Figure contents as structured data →

----------

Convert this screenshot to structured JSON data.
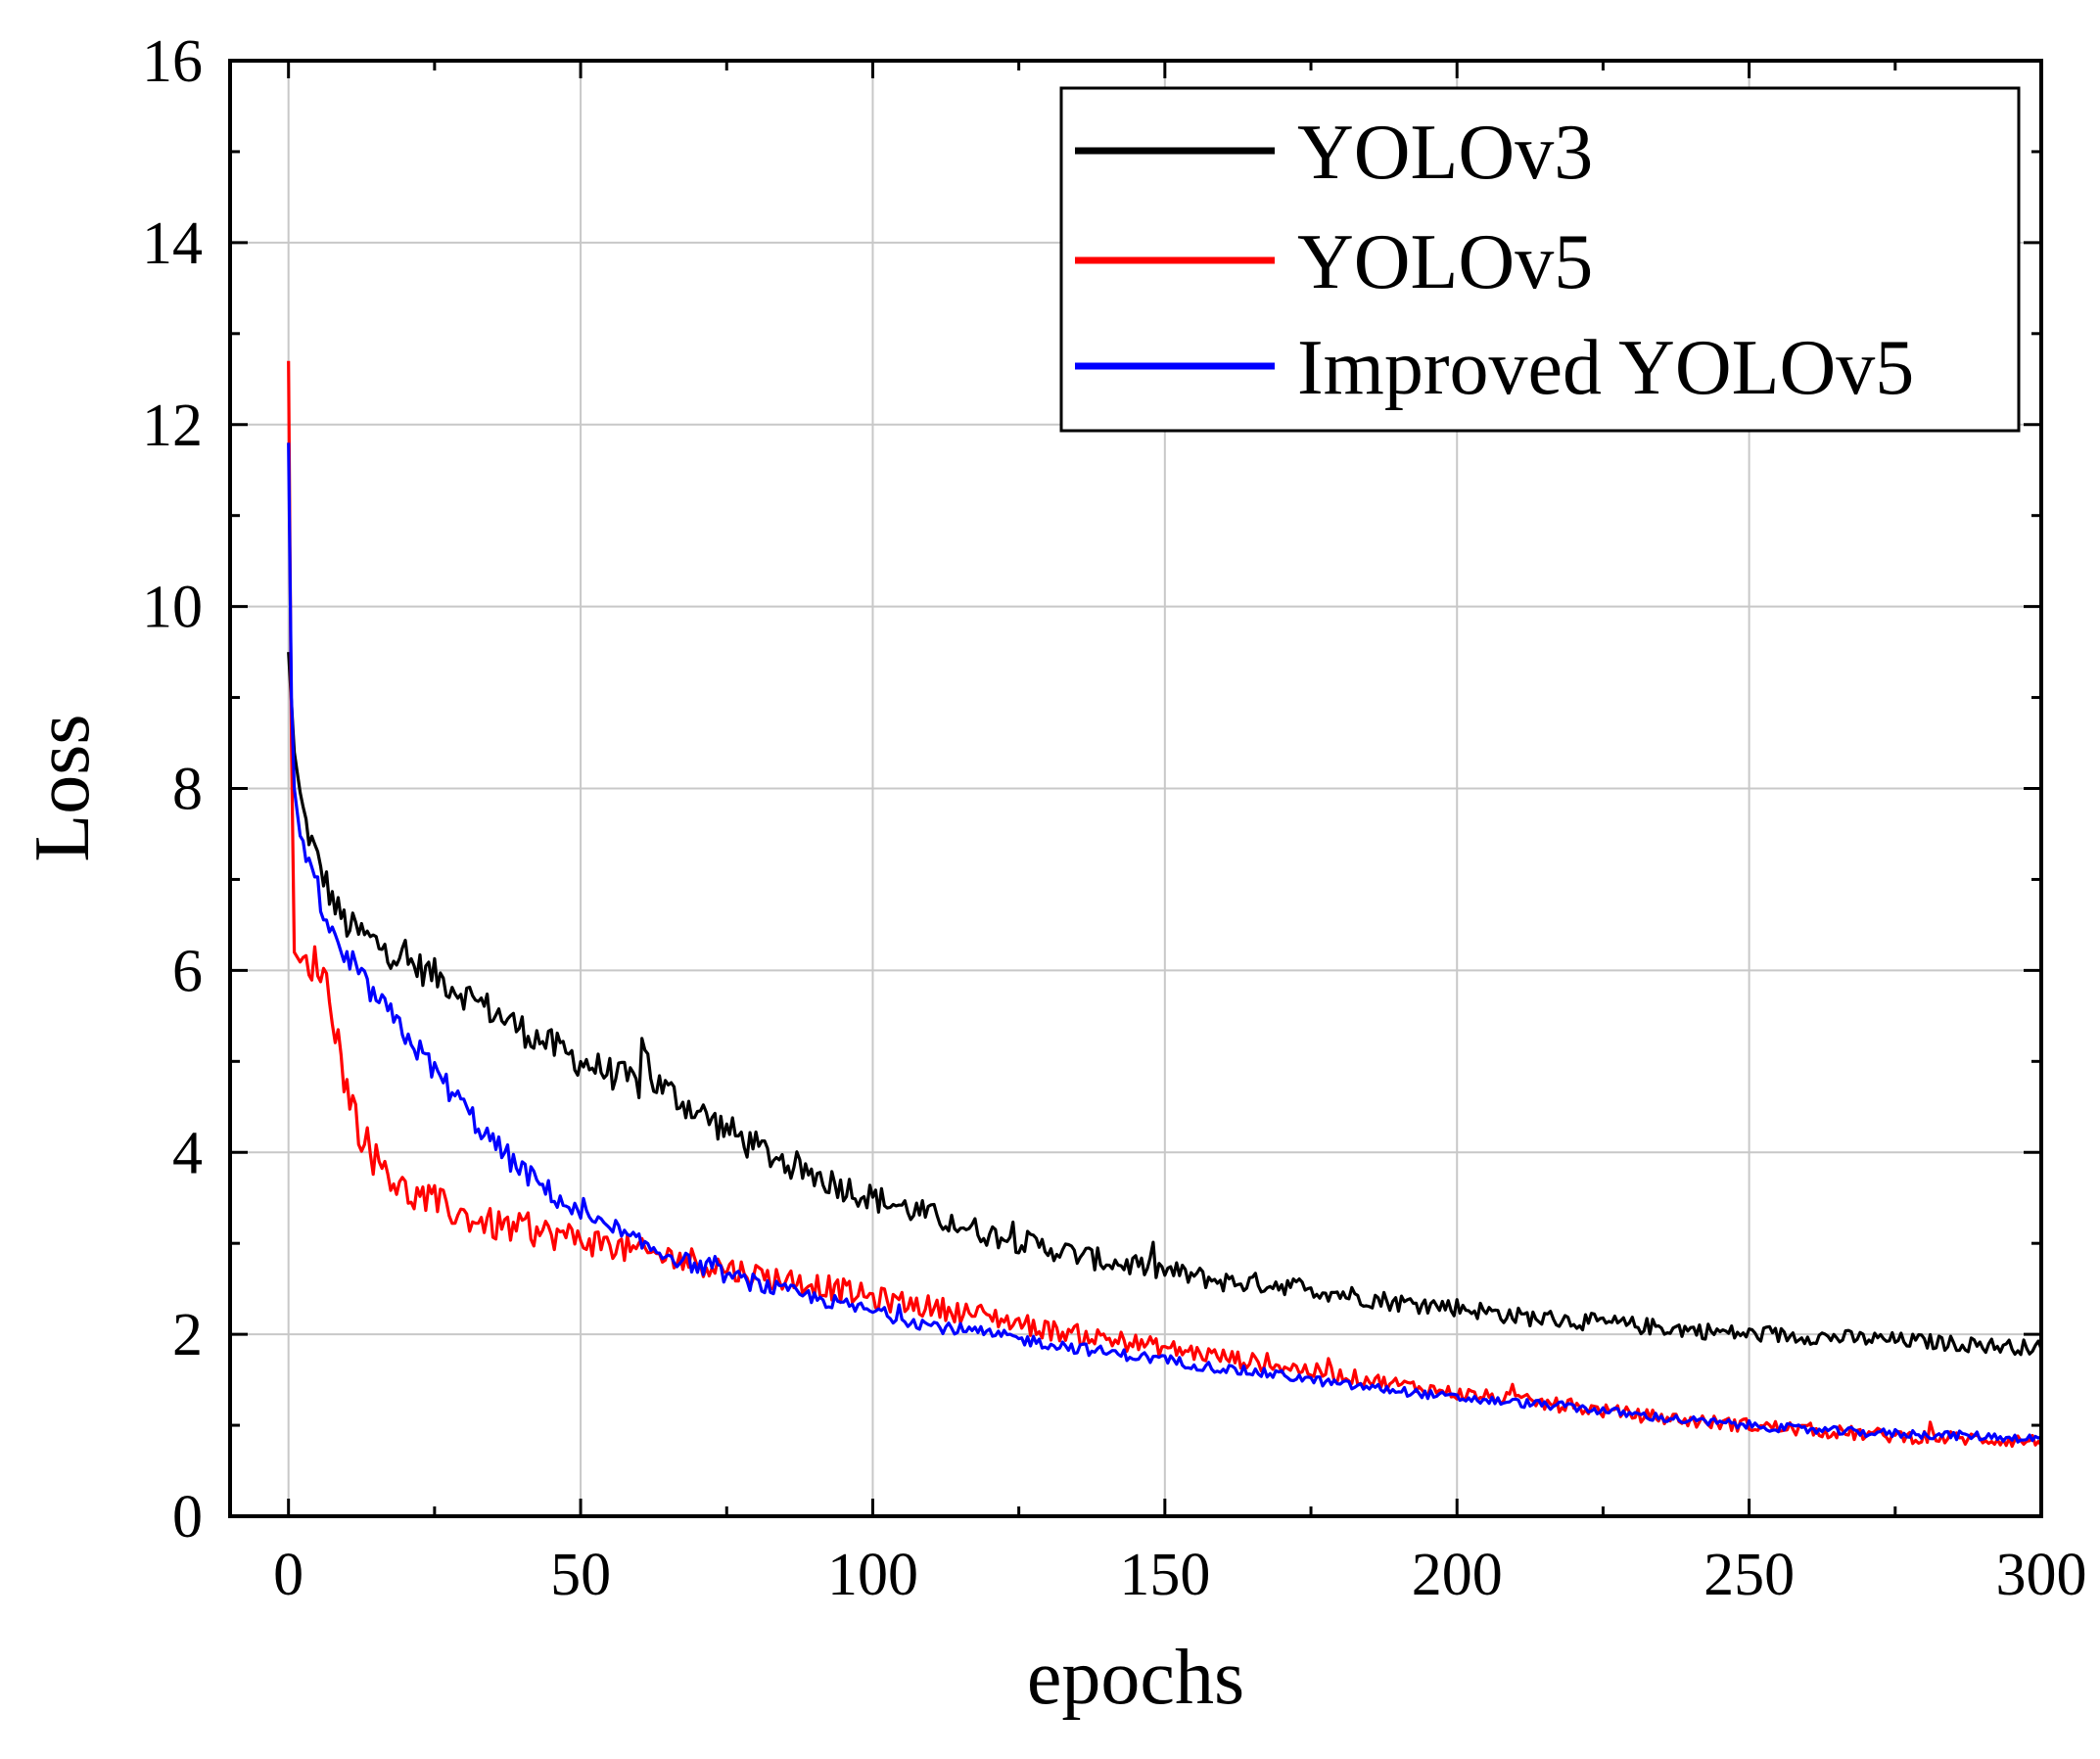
{
  "chart_data": {
    "type": "line",
    "title": "",
    "xlabel": "epochs",
    "ylabel": "Loss",
    "xlim": [
      -10,
      300
    ],
    "ylim": [
      0,
      16
    ],
    "xticks": [
      0,
      50,
      100,
      150,
      200,
      250,
      300
    ],
    "yticks": [
      0,
      2,
      4,
      6,
      8,
      10,
      12,
      14,
      16
    ],
    "grid": true,
    "legend_position": "top-right",
    "series": [
      {
        "name": "YOLOv3",
        "color": "#000000",
        "noise": 0.18,
        "x": [
          0,
          1,
          2,
          3,
          5,
          8,
          10,
          15,
          20,
          25,
          30,
          35,
          40,
          50,
          60,
          61,
          62,
          70,
          80,
          90,
          100,
          110,
          120,
          130,
          140,
          150,
          160,
          170,
          180,
          190,
          200,
          210,
          220,
          230,
          240,
          250,
          260,
          270,
          280,
          290,
          300
        ],
        "y": [
          9.5,
          8.4,
          7.9,
          7.6,
          7.2,
          6.7,
          6.5,
          6.3,
          6.1,
          5.95,
          5.75,
          5.55,
          5.35,
          5.0,
          4.75,
          5.2,
          4.8,
          4.45,
          4.05,
          3.75,
          3.5,
          3.3,
          3.1,
          2.95,
          2.8,
          2.7,
          2.58,
          2.55,
          2.45,
          2.35,
          2.3,
          2.2,
          2.15,
          2.1,
          2.05,
          2.0,
          1.98,
          1.95,
          1.92,
          1.88,
          1.85
        ]
      },
      {
        "name": "YOLOv5",
        "color": "#ff0000",
        "noise": 0.22,
        "x": [
          0,
          0.5,
          1,
          2,
          4,
          6,
          8,
          10,
          12,
          14,
          16,
          18,
          20,
          25,
          30,
          35,
          40,
          50,
          60,
          70,
          80,
          90,
          100,
          110,
          120,
          130,
          140,
          150,
          160,
          170,
          180,
          190,
          200,
          210,
          220,
          230,
          240,
          250,
          260,
          270,
          280,
          290,
          300
        ],
        "y": [
          12.7,
          8.5,
          6.2,
          6.0,
          6.1,
          6.0,
          5.4,
          4.7,
          4.3,
          4.0,
          3.85,
          3.7,
          3.55,
          3.45,
          3.3,
          3.2,
          3.15,
          3.05,
          2.9,
          2.8,
          2.65,
          2.55,
          2.4,
          2.3,
          2.2,
          2.05,
          1.95,
          1.85,
          1.75,
          1.65,
          1.55,
          1.45,
          1.35,
          1.28,
          1.2,
          1.12,
          1.05,
          1.0,
          0.95,
          0.9,
          0.87,
          0.85,
          0.82
        ]
      },
      {
        "name": "Improved YOLOv5",
        "color": "#0000ff",
        "noise": 0.14,
        "x": [
          0,
          0.5,
          1,
          2,
          3,
          5,
          8,
          10,
          15,
          20,
          25,
          30,
          35,
          40,
          45,
          50,
          60,
          70,
          80,
          90,
          100,
          110,
          120,
          130,
          140,
          150,
          160,
          170,
          180,
          190,
          200,
          210,
          220,
          230,
          240,
          250,
          260,
          270,
          280,
          290,
          300
        ],
        "y": [
          11.8,
          9.0,
          8.0,
          7.6,
          7.2,
          6.8,
          6.3,
          6.1,
          5.7,
          5.3,
          4.9,
          4.5,
          4.1,
          3.8,
          3.55,
          3.3,
          3.0,
          2.75,
          2.55,
          2.4,
          2.25,
          2.1,
          2.0,
          1.9,
          1.8,
          1.72,
          1.62,
          1.55,
          1.45,
          1.38,
          1.3,
          1.25,
          1.2,
          1.12,
          1.05,
          1.0,
          0.95,
          0.92,
          0.9,
          0.88,
          0.85
        ]
      }
    ]
  }
}
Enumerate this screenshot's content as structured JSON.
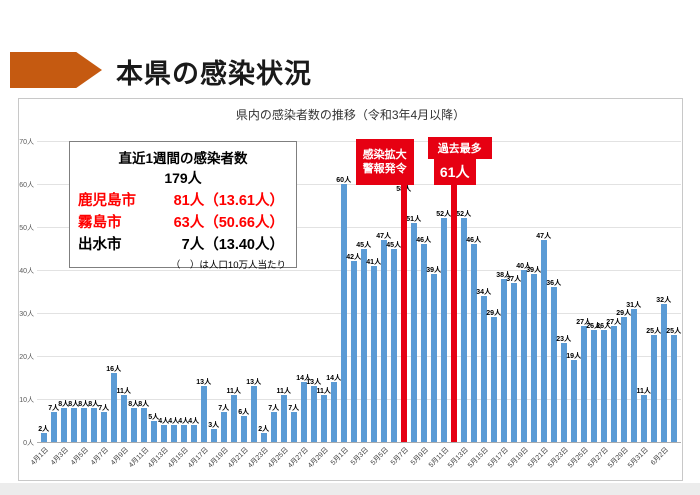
{
  "slide": {
    "title": "本県の感染状況"
  },
  "colors": {
    "accent_orange": "#C55A11",
    "bar_blue": "#5B9BD5",
    "alert_red": "#E60012",
    "info_red_text": "#FF0000"
  },
  "chart": {
    "title": "県内の感染者数の推移（令和3年4月以降）",
    "info_box": {
      "title": "直近1週間の感染者数",
      "total": "179人",
      "rows": [
        {
          "name": "鹿児島市",
          "value": "81人（13.61人）",
          "color": "#FF0000"
        },
        {
          "name": "霧島市",
          "value": "63人（50.66人）",
          "color": "#FF0000"
        },
        {
          "name": "出水市",
          "value": "7人（13.40人）",
          "color": "#000000"
        }
      ],
      "note": "（　）は人口10万人当たり"
    },
    "annotations": {
      "alert": {
        "line1": "感染拡大",
        "line2": "警報発令",
        "date": "5月7日"
      },
      "record": {
        "label": "過去最多",
        "value": "61人",
        "date": "5月12日"
      }
    }
  },
  "chart_data": {
    "type": "bar",
    "title": "県内の感染者数の推移（令和3年4月以降）",
    "unit": "人",
    "ylim": [
      0,
      70
    ],
    "yticks": [
      "0人",
      "10人",
      "20人",
      "30人",
      "40人",
      "50人",
      "60人",
      "70人"
    ],
    "grid": true,
    "categories": [
      "4月1日",
      "4月2日",
      "4月3日",
      "4月4日",
      "4月5日",
      "4月6日",
      "4月7日",
      "4月8日",
      "4月9日",
      "4月10日",
      "4月11日",
      "4月12日",
      "4月13日",
      "4月14日",
      "4月15日",
      "4月16日",
      "4月17日",
      "4月18日",
      "4月19日",
      "4月20日",
      "4月21日",
      "4月22日",
      "4月23日",
      "4月24日",
      "4月25日",
      "4月26日",
      "4月27日",
      "4月28日",
      "4月29日",
      "4月30日",
      "5月1日",
      "5月2日",
      "5月3日",
      "5月4日",
      "5月5日",
      "5月6日",
      "5月7日",
      "5月8日",
      "5月9日",
      "5月10日",
      "5月11日",
      "5月12日",
      "5月13日",
      "5月14日",
      "5月15日",
      "5月16日",
      "5月17日",
      "5月18日",
      "5月19日",
      "5月20日",
      "5月21日",
      "5月22日",
      "5月23日",
      "5月24日",
      "5月25日",
      "5月26日",
      "5月27日",
      "5月28日",
      "5月29日",
      "5月30日",
      "5月31日",
      "6月1日",
      "6月2日",
      "6月3日"
    ],
    "values": [
      2,
      7,
      8,
      8,
      8,
      8,
      7,
      16,
      11,
      8,
      8,
      5,
      4,
      4,
      4,
      4,
      13,
      3,
      7,
      11,
      6,
      13,
      2,
      7,
      11,
      7,
      14,
      13,
      11,
      14,
      60,
      42,
      45,
      41,
      47,
      45,
      58,
      51,
      46,
      39,
      52,
      61,
      52,
      46,
      34,
      29,
      38,
      37,
      40,
      39,
      47,
      36,
      23,
      19,
      27,
      26,
      26,
      27,
      29,
      31,
      11,
      25,
      32,
      25
    ],
    "red_dates": [
      "5月7日",
      "5月12日"
    ],
    "xtick_every": 2
  }
}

----------

Leave out the pictures and transcribe everything else exactly.

ANSWER TO THIS TASK →
Convert this screenshot to structured JSON data.
{
  "chart_data": {
    "type": "line",
    "title": "",
    "xlabel": "epochs",
    "ylabel": "Loss",
    "xlim": [
      -10,
      300
    ],
    "ylim": [
      0,
      16
    ],
    "xticks": [
      0,
      50,
      100,
      150,
      200,
      250,
      300
    ],
    "yticks": [
      0,
      2,
      4,
      6,
      8,
      10,
      12,
      14,
      16
    ],
    "grid": true,
    "legend_position": "top-right",
    "series": [
      {
        "name": "YOLOv3",
        "color": "#000000",
        "noise": 0.18,
        "x": [
          0,
          1,
          2,
          3,
          5,
          8,
          10,
          15,
          20,
          25,
          30,
          35,
          40,
          50,
          60,
          61,
          62,
          70,
          80,
          90,
          100,
          110,
          120,
          130,
          140,
          150,
          160,
          170,
          180,
          190,
          200,
          210,
          220,
          230,
          240,
          250,
          260,
          270,
          280,
          290,
          300
        ],
        "y": [
          9.5,
          8.4,
          7.9,
          7.6,
          7.2,
          6.7,
          6.5,
          6.3,
          6.1,
          5.95,
          5.75,
          5.55,
          5.35,
          5.0,
          4.75,
          5.2,
          4.8,
          4.45,
          4.05,
          3.75,
          3.5,
          3.3,
          3.1,
          2.95,
          2.8,
          2.7,
          2.58,
          2.55,
          2.45,
          2.35,
          2.3,
          2.2,
          2.15,
          2.1,
          2.05,
          2.0,
          1.98,
          1.95,
          1.92,
          1.88,
          1.85
        ]
      },
      {
        "name": "YOLOv5",
        "color": "#ff0000",
        "noise": 0.22,
        "x": [
          0,
          0.5,
          1,
          2,
          4,
          6,
          8,
          10,
          12,
          14,
          16,
          18,
          20,
          25,
          30,
          35,
          40,
          50,
          60,
          70,
          80,
          90,
          100,
          110,
          120,
          130,
          140,
          150,
          160,
          170,
          180,
          190,
          200,
          210,
          220,
          230,
          240,
          250,
          260,
          270,
          280,
          290,
          300
        ],
        "y": [
          12.7,
          8.5,
          6.2,
          6.0,
          6.1,
          6.0,
          5.4,
          4.7,
          4.3,
          4.0,
          3.85,
          3.7,
          3.55,
          3.45,
          3.3,
          3.2,
          3.15,
          3.05,
          2.9,
          2.8,
          2.65,
          2.55,
          2.4,
          2.3,
          2.2,
          2.05,
          1.95,
          1.85,
          1.75,
          1.65,
          1.55,
          1.45,
          1.35,
          1.28,
          1.2,
          1.12,
          1.05,
          1.0,
          0.95,
          0.9,
          0.87,
          0.85,
          0.82
        ]
      },
      {
        "name": "Improved YOLOv5",
        "color": "#0000ff",
        "noise": 0.14,
        "x": [
          0,
          0.5,
          1,
          2,
          3,
          5,
          8,
          10,
          15,
          20,
          25,
          30,
          35,
          40,
          45,
          50,
          60,
          70,
          80,
          90,
          100,
          110,
          120,
          130,
          140,
          150,
          160,
          170,
          180,
          190,
          200,
          210,
          220,
          230,
          240,
          250,
          260,
          270,
          280,
          290,
          300
        ],
        "y": [
          11.8,
          9.0,
          8.0,
          7.6,
          7.2,
          6.8,
          6.3,
          6.1,
          5.7,
          5.3,
          4.9,
          4.5,
          4.1,
          3.8,
          3.55,
          3.3,
          3.0,
          2.75,
          2.55,
          2.4,
          2.25,
          2.1,
          2.0,
          1.9,
          1.8,
          1.72,
          1.62,
          1.55,
          1.45,
          1.38,
          1.3,
          1.25,
          1.2,
          1.12,
          1.05,
          1.0,
          0.95,
          0.92,
          0.9,
          0.88,
          0.85
        ]
      }
    ]
  }
}
Enumerate this screenshot's content as structured JSON.
{
  "slide": {
    "title": "本県の感染状況"
  },
  "colors": {
    "accent_orange": "#C55A11",
    "bar_blue": "#5B9BD5",
    "alert_red": "#E60012",
    "info_red_text": "#FF0000"
  },
  "chart": {
    "title": "県内の感染者数の推移（令和3年4月以降）",
    "info_box": {
      "title": "直近1週間の感染者数",
      "total": "179人",
      "rows": [
        {
          "name": "鹿児島市",
          "value": "81人（13.61人）",
          "color": "#FF0000"
        },
        {
          "name": "霧島市",
          "value": "63人（50.66人）",
          "color": "#FF0000"
        },
        {
          "name": "出水市",
          "value": "7人（13.40人）",
          "color": "#000000"
        }
      ],
      "note": "（　）は人口10万人当たり"
    },
    "annotations": {
      "alert": {
        "line1": "感染拡大",
        "line2": "警報発令",
        "date": "5月7日"
      },
      "record": {
        "label": "過去最多",
        "value": "61人",
        "date": "5月12日"
      }
    }
  },
  "chart_data": {
    "type": "bar",
    "title": "県内の感染者数の推移（令和3年4月以降）",
    "unit": "人",
    "ylim": [
      0,
      70
    ],
    "yticks": [
      "0人",
      "10人",
      "20人",
      "30人",
      "40人",
      "50人",
      "60人",
      "70人"
    ],
    "grid": true,
    "categories": [
      "4月1日",
      "4月2日",
      "4月3日",
      "4月4日",
      "4月5日",
      "4月6日",
      "4月7日",
      "4月8日",
      "4月9日",
      "4月10日",
      "4月11日",
      "4月12日",
      "4月13日",
      "4月14日",
      "4月15日",
      "4月16日",
      "4月17日",
      "4月18日",
      "4月19日",
      "4月20日",
      "4月21日",
      "4月22日",
      "4月23日",
      "4月24日",
      "4月25日",
      "4月26日",
      "4月27日",
      "4月28日",
      "4月29日",
      "4月30日",
      "5月1日",
      "5月2日",
      "5月3日",
      "5月4日",
      "5月5日",
      "5月6日",
      "5月7日",
      "5月8日",
      "5月9日",
      "5月10日",
      "5月11日",
      "5月12日",
      "5月13日",
      "5月14日",
      "5月15日",
      "5月16日",
      "5月17日",
      "5月18日",
      "5月19日",
      "5月20日",
      "5月21日",
      "5月22日",
      "5月23日",
      "5月24日",
      "5月25日",
      "5月26日",
      "5月27日",
      "5月28日",
      "5月29日",
      "5月30日",
      "5月31日",
      "6月1日",
      "6月2日",
      "6月3日"
    ],
    "values": [
      2,
      7,
      8,
      8,
      8,
      8,
      7,
      16,
      11,
      8,
      8,
      5,
      4,
      4,
      4,
      4,
      13,
      3,
      7,
      11,
      6,
      13,
      2,
      7,
      11,
      7,
      14,
      13,
      11,
      14,
      60,
      42,
      45,
      41,
      47,
      45,
      58,
      51,
      46,
      39,
      52,
      61,
      52,
      46,
      34,
      29,
      38,
      37,
      40,
      39,
      47,
      36,
      23,
      19,
      27,
      26,
      26,
      27,
      29,
      31,
      11,
      25,
      32,
      25
    ],
    "red_dates": [
      "5月7日",
      "5月12日"
    ],
    "xtick_every": 2
  }
}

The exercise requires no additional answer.